• **Exercise aim**
Please write the listing below out again exactly, leaving every picture behind.
— START OF Raw records —
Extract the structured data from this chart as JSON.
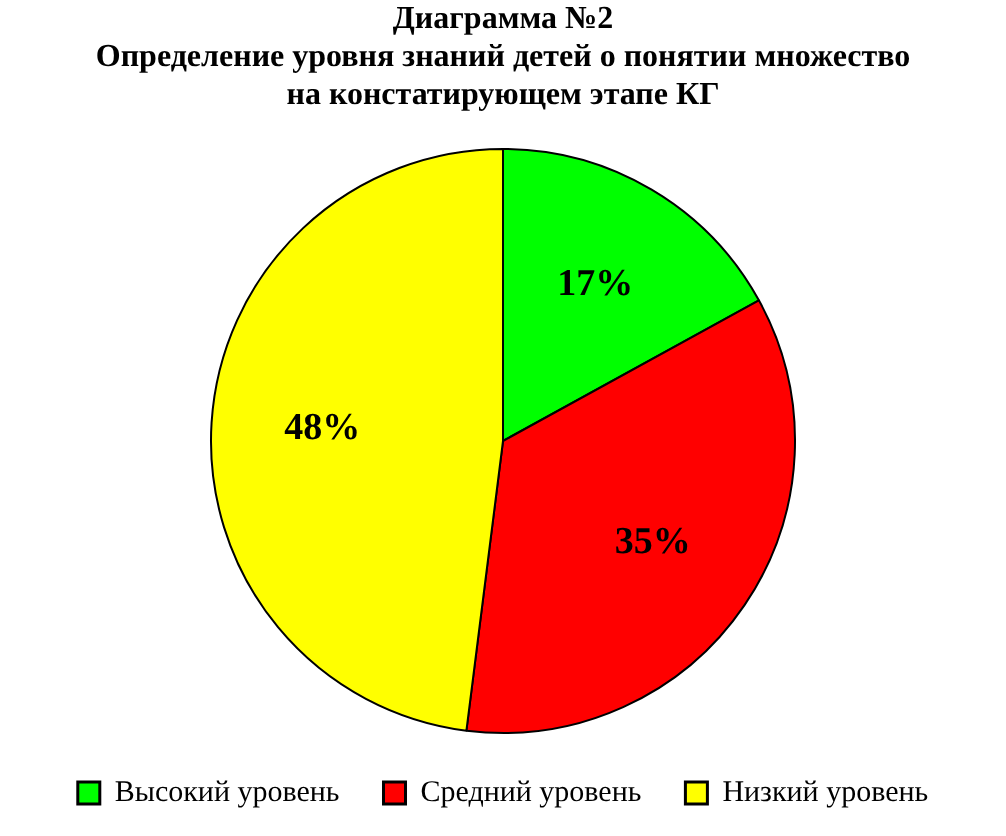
{
  "chart_data": {
    "type": "pie",
    "title": "Диаграмма №2",
    "subtitle": "Определение уровня знаний детей о понятии множество на констатирующем этапе КГ",
    "categories": [
      "Высокий уровень",
      "Средний уровень",
      "Низкий уровень"
    ],
    "values": [
      17,
      35,
      48
    ],
    "colors": [
      "#00ff00",
      "#ff0000",
      "#ffff00"
    ],
    "value_labels": [
      "17%",
      "35%",
      "48%"
    ],
    "legend": "bottom"
  }
}
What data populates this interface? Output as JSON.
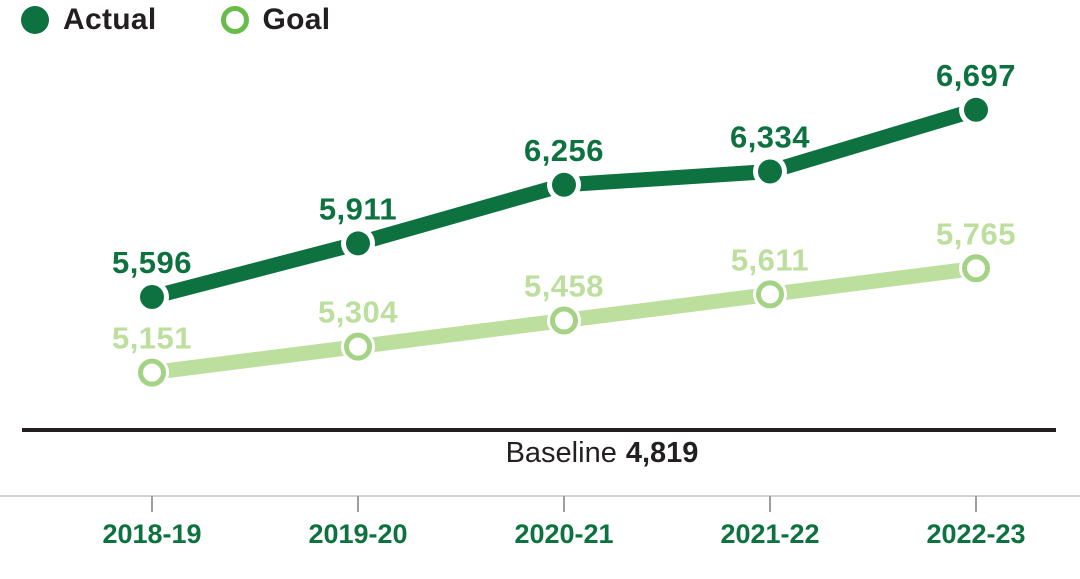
{
  "legend": {
    "items": [
      {
        "label": "Actual",
        "swatch": "filled-circle"
      },
      {
        "label": "Goal",
        "swatch": "open-circle"
      }
    ]
  },
  "baseline": {
    "label": "Baseline",
    "value": "4,819"
  },
  "colors": {
    "actual": "#0e7140",
    "goal_line": "#bcdf9d",
    "goal_marker_ring": "#a4d385",
    "goal_legend_ring": "#68bd4a",
    "text_dark": "#231f20",
    "axis_line": "#c3c3c3",
    "axis_tick": "#9e9e9e",
    "category_label": "#0e7140"
  },
  "chart_data": {
    "type": "line",
    "title": "",
    "categories": [
      "2018-19",
      "2019-20",
      "2020-21",
      "2021-22",
      "2022-23"
    ],
    "series": [
      {
        "name": "Actual",
        "values": [
          5596,
          5911,
          6256,
          6334,
          6697
        ],
        "labels": [
          "5,596",
          "5,911",
          "6,256",
          "6,334",
          "6,697"
        ],
        "color": "#0e7140",
        "marker": "filled"
      },
      {
        "name": "Goal",
        "values": [
          5151,
          5304,
          5458,
          5611,
          5765
        ],
        "labels": [
          "5,151",
          "5,304",
          "5,458",
          "5,611",
          "5,765"
        ],
        "color": "#bcdf9d",
        "marker": "open"
      }
    ],
    "baseline": {
      "label": "Baseline",
      "value": 4819,
      "value_label": "4,819"
    },
    "xlabel": "",
    "ylabel": "",
    "ylim": [
      4420,
      6930
    ],
    "grid": false,
    "legend_position": "top-left"
  }
}
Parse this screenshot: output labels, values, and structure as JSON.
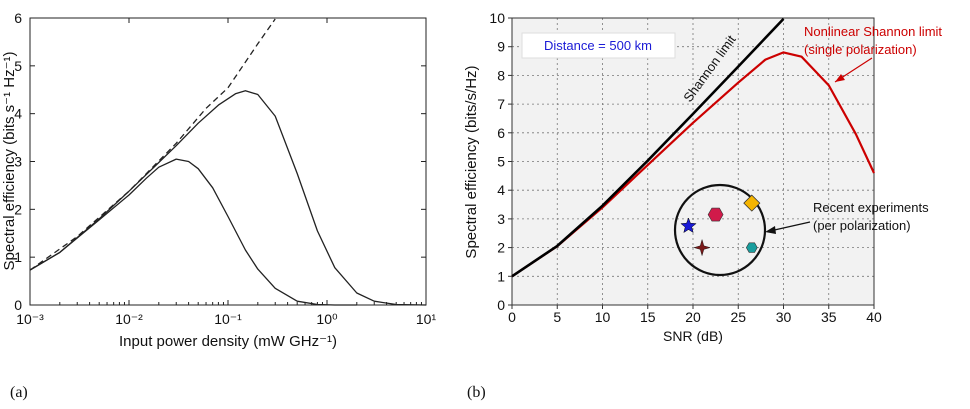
{
  "panel_labels": {
    "a": "(a)",
    "b": "(b)"
  },
  "chart_data": [
    {
      "type": "line",
      "panel": "(a)",
      "xscale": "log",
      "xlim": [
        0.001,
        10
      ],
      "ylim": [
        0,
        6
      ],
      "xlabel": "Input power density (mW GHz⁻¹)",
      "ylabel": "Spectral efficiency (bits s⁻¹ Hz⁻¹)",
      "xticks": [
        0.001,
        0.01,
        0.1,
        1,
        10
      ],
      "xtick_labels": [
        "10⁻³",
        "10⁻²",
        "10⁻¹",
        "10⁰",
        "10¹"
      ],
      "yticks": [
        0,
        1,
        2,
        3,
        4,
        5,
        6
      ],
      "ytick_labels": [
        "0",
        "1",
        "2",
        "3",
        "4",
        "5",
        "6"
      ],
      "grid": false,
      "series": [
        {
          "style": "dashed",
          "x": [
            0.001,
            0.003,
            0.01,
            0.03,
            0.06,
            0.1,
            0.2,
            0.3
          ],
          "y": [
            0.73,
            1.43,
            2.38,
            3.38,
            4.11,
            4.54,
            5.46,
            5.98
          ]
        },
        {
          "style": "solid",
          "x": [
            0.001,
            0.002,
            0.005,
            0.01,
            0.02,
            0.03,
            0.05,
            0.08,
            0.12,
            0.15,
            0.2,
            0.3,
            0.5,
            0.8,
            1.2,
            2,
            3,
            5,
            10
          ],
          "y": [
            0.73,
            1.1,
            1.8,
            2.38,
            2.98,
            3.33,
            3.8,
            4.18,
            4.42,
            4.48,
            4.4,
            3.95,
            2.75,
            1.55,
            0.78,
            0.25,
            0.08,
            0.01,
            0
          ]
        },
        {
          "style": "solid",
          "x": [
            0.001,
            0.002,
            0.005,
            0.01,
            0.015,
            0.02,
            0.03,
            0.04,
            0.05,
            0.07,
            0.1,
            0.15,
            0.2,
            0.3,
            0.5,
            0.8,
            1.2,
            2
          ],
          "y": [
            0.73,
            1.1,
            1.78,
            2.3,
            2.65,
            2.88,
            3.05,
            3.0,
            2.85,
            2.45,
            1.85,
            1.15,
            0.75,
            0.35,
            0.08,
            0.01,
            0,
            0
          ]
        }
      ]
    },
    {
      "type": "line",
      "panel": "(b)",
      "xlim": [
        0,
        40
      ],
      "ylim": [
        0,
        10
      ],
      "xlabel": "SNR (dB)",
      "ylabel": "Spectral efficiency (bits/s/Hz)",
      "xticks": [
        0,
        5,
        10,
        15,
        20,
        25,
        30,
        35,
        40
      ],
      "yticks": [
        0,
        1,
        2,
        3,
        4,
        5,
        6,
        7,
        8,
        9,
        10
      ],
      "grid": true,
      "series": [
        {
          "name": "Shannon limit",
          "color": "#000000",
          "x": [
            0,
            5,
            10,
            15,
            20,
            25,
            30
          ],
          "y": [
            1.0,
            2.06,
            3.46,
            5.03,
            6.66,
            8.31,
            9.97
          ]
        },
        {
          "name": "Nonlinear Shannon limit\n(single polarization)",
          "color": "#cc0000",
          "x": [
            0,
            5,
            10,
            15,
            20,
            25,
            28,
            30,
            32,
            35,
            38,
            40
          ],
          "y": [
            1.0,
            2.05,
            3.4,
            4.88,
            6.35,
            7.75,
            8.55,
            8.8,
            8.65,
            7.65,
            5.95,
            4.6
          ]
        }
      ],
      "markers": [
        {
          "shape": "star",
          "color": "#1a1ad6",
          "x": 19.5,
          "y": 2.75
        },
        {
          "shape": "hexagon",
          "color": "#d11a4a",
          "x": 22.5,
          "y": 3.15
        },
        {
          "shape": "diamond",
          "color": "#f5b400",
          "x": 26.5,
          "y": 3.55
        },
        {
          "shape": "sparkle",
          "color": "#7a1a1a",
          "x": 21,
          "y": 2.0
        },
        {
          "shape": "hexagon",
          "color": "#1a9e9e",
          "x": 26.5,
          "y": 2.0
        }
      ],
      "annotations": {
        "distance_box": "Distance = 500 km",
        "shannon_label": "Shannon limit",
        "nonlinear_label_line1": "Nonlinear Shannon limit",
        "nonlinear_label_line2": "(single polarization)",
        "experiments_line1": "Recent experiments",
        "experiments_line2": "(per polarization)"
      },
      "colors": {
        "background": "#f2f2f2",
        "shannon": "#000000",
        "nonlinear": "#cc0000",
        "annotation_red": "#cc0000",
        "distance_text": "#1a1ad6"
      }
    }
  ]
}
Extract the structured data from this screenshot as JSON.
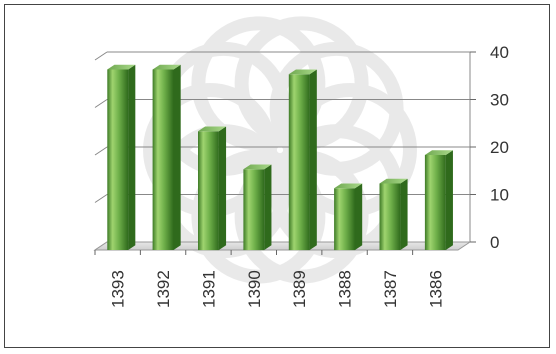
— END OF Raw records —
• **Solved problem**
Extract the structured data from this chart as JSON.
{
  "chart_data": {
    "type": "pie",
    "title": "Диаграмма №2",
    "subtitle": "Определение уровня знаний детей о понятии множество на констатирующем этапе КГ",
    "categories": [
      "Высокий уровень",
      "Средний уровень",
      "Низкий уровень"
    ],
    "values": [
      17,
      35,
      48
    ],
    "colors": [
      "#00ff00",
      "#ff0000",
      "#ffff00"
    ],
    "value_labels": [
      "17%",
      "35%",
      "48%"
    ],
    "legend": "bottom"
  }
}
What data populates this interface? Output as JSON.
{
  "legend": {
    "items": [
      {
        "label": "Actual",
        "swatch": "filled-circle"
      },
      {
        "label": "Goal",
        "swatch": "open-circle"
      }
    ]
  },
  "baseline": {
    "label": "Baseline",
    "value": "4,819"
  },
  "colors": {
    "actual": "#0e7140",
    "goal_line": "#bcdf9d",
    "goal_marker_ring": "#a4d385",
    "goal_legend_ring": "#68bd4a",
    "text_dark": "#231f20",
    "axis_line": "#c3c3c3",
    "axis_tick": "#9e9e9e",
    "category_label": "#0e7140"
  },
  "chart_data": {
    "type": "line",
    "title": "",
    "categories": [
      "2018-19",
      "2019-20",
      "2020-21",
      "2021-22",
      "2022-23"
    ],
    "series": [
      {
        "name": "Actual",
        "values": [
          5596,
          5911,
          6256,
          6334,
          6697
        ],
        "labels": [
          "5,596",
          "5,911",
          "6,256",
          "6,334",
          "6,697"
        ],
        "color": "#0e7140",
        "marker": "filled"
      },
      {
        "name": "Goal",
        "values": [
          5151,
          5304,
          5458,
          5611,
          5765
        ],
        "labels": [
          "5,151",
          "5,304",
          "5,458",
          "5,611",
          "5,765"
        ],
        "color": "#bcdf9d",
        "marker": "open"
      }
    ],
    "baseline": {
      "label": "Baseline",
      "value": 4819,
      "value_label": "4,819"
    },
    "xlabel": "",
    "ylabel": "",
    "ylim": [
      4420,
      6930
    ],
    "grid": false,
    "legend_position": "top-left"
  }
}
Parse this screenshot: output labels, values, and structure as JSON.
{
  "panel_labels": {
    "a": "(a)",
    "b": "(b)"
  },
  "chart_data": [
    {
      "type": "line",
      "panel": "(a)",
      "xscale": "log",
      "xlim": [
        0.001,
        10
      ],
      "ylim": [
        0,
        6
      ],
      "xlabel": "Input power density (mW GHz⁻¹)",
      "ylabel": "Spectral efficiency (bits s⁻¹ Hz⁻¹)",
      "xticks": [
        0.001,
        0.01,
        0.1,
        1,
        10
      ],
      "xtick_labels": [
        "10⁻³",
        "10⁻²",
        "10⁻¹",
        "10⁰",
        "10¹"
      ],
      "yticks": [
        0,
        1,
        2,
        3,
        4,
        5,
        6
      ],
      "ytick_labels": [
        "0",
        "1",
        "2",
        "3",
        "4",
        "5",
        "6"
      ],
      "grid": false,
      "series": [
        {
          "style": "dashed",
          "x": [
            0.001,
            0.003,
            0.01,
            0.03,
            0.06,
            0.1,
            0.2,
            0.3
          ],
          "y": [
            0.73,
            1.43,
            2.38,
            3.38,
            4.11,
            4.54,
            5.46,
            5.98
          ]
        },
        {
          "style": "solid",
          "x": [
            0.001,
            0.002,
            0.005,
            0.01,
            0.02,
            0.03,
            0.05,
            0.08,
            0.12,
            0.15,
            0.2,
            0.3,
            0.5,
            0.8,
            1.2,
            2,
            3,
            5,
            10
          ],
          "y": [
            0.73,
            1.1,
            1.8,
            2.38,
            2.98,
            3.33,
            3.8,
            4.18,
            4.42,
            4.48,
            4.4,
            3.95,
            2.75,
            1.55,
            0.78,
            0.25,
            0.08,
            0.01,
            0
          ]
        },
        {
          "style": "solid",
          "x": [
            0.001,
            0.002,
            0.005,
            0.01,
            0.015,
            0.02,
            0.03,
            0.04,
            0.05,
            0.07,
            0.1,
            0.15,
            0.2,
            0.3,
            0.5,
            0.8,
            1.2,
            2
          ],
          "y": [
            0.73,
            1.1,
            1.78,
            2.3,
            2.65,
            2.88,
            3.05,
            3.0,
            2.85,
            2.45,
            1.85,
            1.15,
            0.75,
            0.35,
            0.08,
            0.01,
            0,
            0
          ]
        }
      ]
    },
    {
      "type": "line",
      "panel": "(b)",
      "xlim": [
        0,
        40
      ],
      "ylim": [
        0,
        10
      ],
      "xlabel": "SNR (dB)",
      "ylabel": "Spectral efficiency (bits/s/Hz)",
      "xticks": [
        0,
        5,
        10,
        15,
        20,
        25,
        30,
        35,
        40
      ],
      "yticks": [
        0,
        1,
        2,
        3,
        4,
        5,
        6,
        7,
        8,
        9,
        10
      ],
      "grid": true,
      "series": [
        {
          "name": "Shannon limit",
          "color": "#000000",
          "x": [
            0,
            5,
            10,
            15,
            20,
            25,
            30
          ],
          "y": [
            1.0,
            2.06,
            3.46,
            5.03,
            6.66,
            8.31,
            9.97
          ]
        },
        {
          "name": "Nonlinear Shannon limit\n(single polarization)",
          "color": "#cc0000",
          "x": [
            0,
            5,
            10,
            15,
            20,
            25,
            28,
            30,
            32,
            35,
            38,
            40
          ],
          "y": [
            1.0,
            2.05,
            3.4,
            4.88,
            6.35,
            7.75,
            8.55,
            8.8,
            8.65,
            7.65,
            5.95,
            4.6
          ]
        }
      ],
      "markers": [
        {
          "shape": "star",
          "color": "#1a1ad6",
          "x": 19.5,
          "y": 2.75
        },
        {
          "shape": "hexagon",
          "color": "#d11a4a",
          "x": 22.5,
          "y": 3.15
        },
        {
          "shape": "diamond",
          "color": "#f5b400",
          "x": 26.5,
          "y": 3.55
        },
        {
          "shape": "sparkle",
          "color": "#7a1a1a",
          "x": 21,
          "y": 2.0
        },
        {
          "shape": "hexagon",
          "color": "#1a9e9e",
          "x": 26.5,
          "y": 2.0
        }
      ],
      "annotations": {
        "distance_box": "Distance = 500 km",
        "shannon_label": "Shannon limit",
        "nonlinear_label_line1": "Nonlinear Shannon limit",
        "nonlinear_label_line2": "(single polarization)",
        "experiments_line1": "Recent experiments",
        "experiments_line2": "(per polarization)"
      },
      "colors": {
        "background": "#f2f2f2",
        "shannon": "#000000",
        "nonlinear": "#cc0000",
        "annotation_red": "#cc0000",
        "distance_text": "#1a1ad6"
      }
    }
  ]
}
Extract the structured data from this screenshot as JSON.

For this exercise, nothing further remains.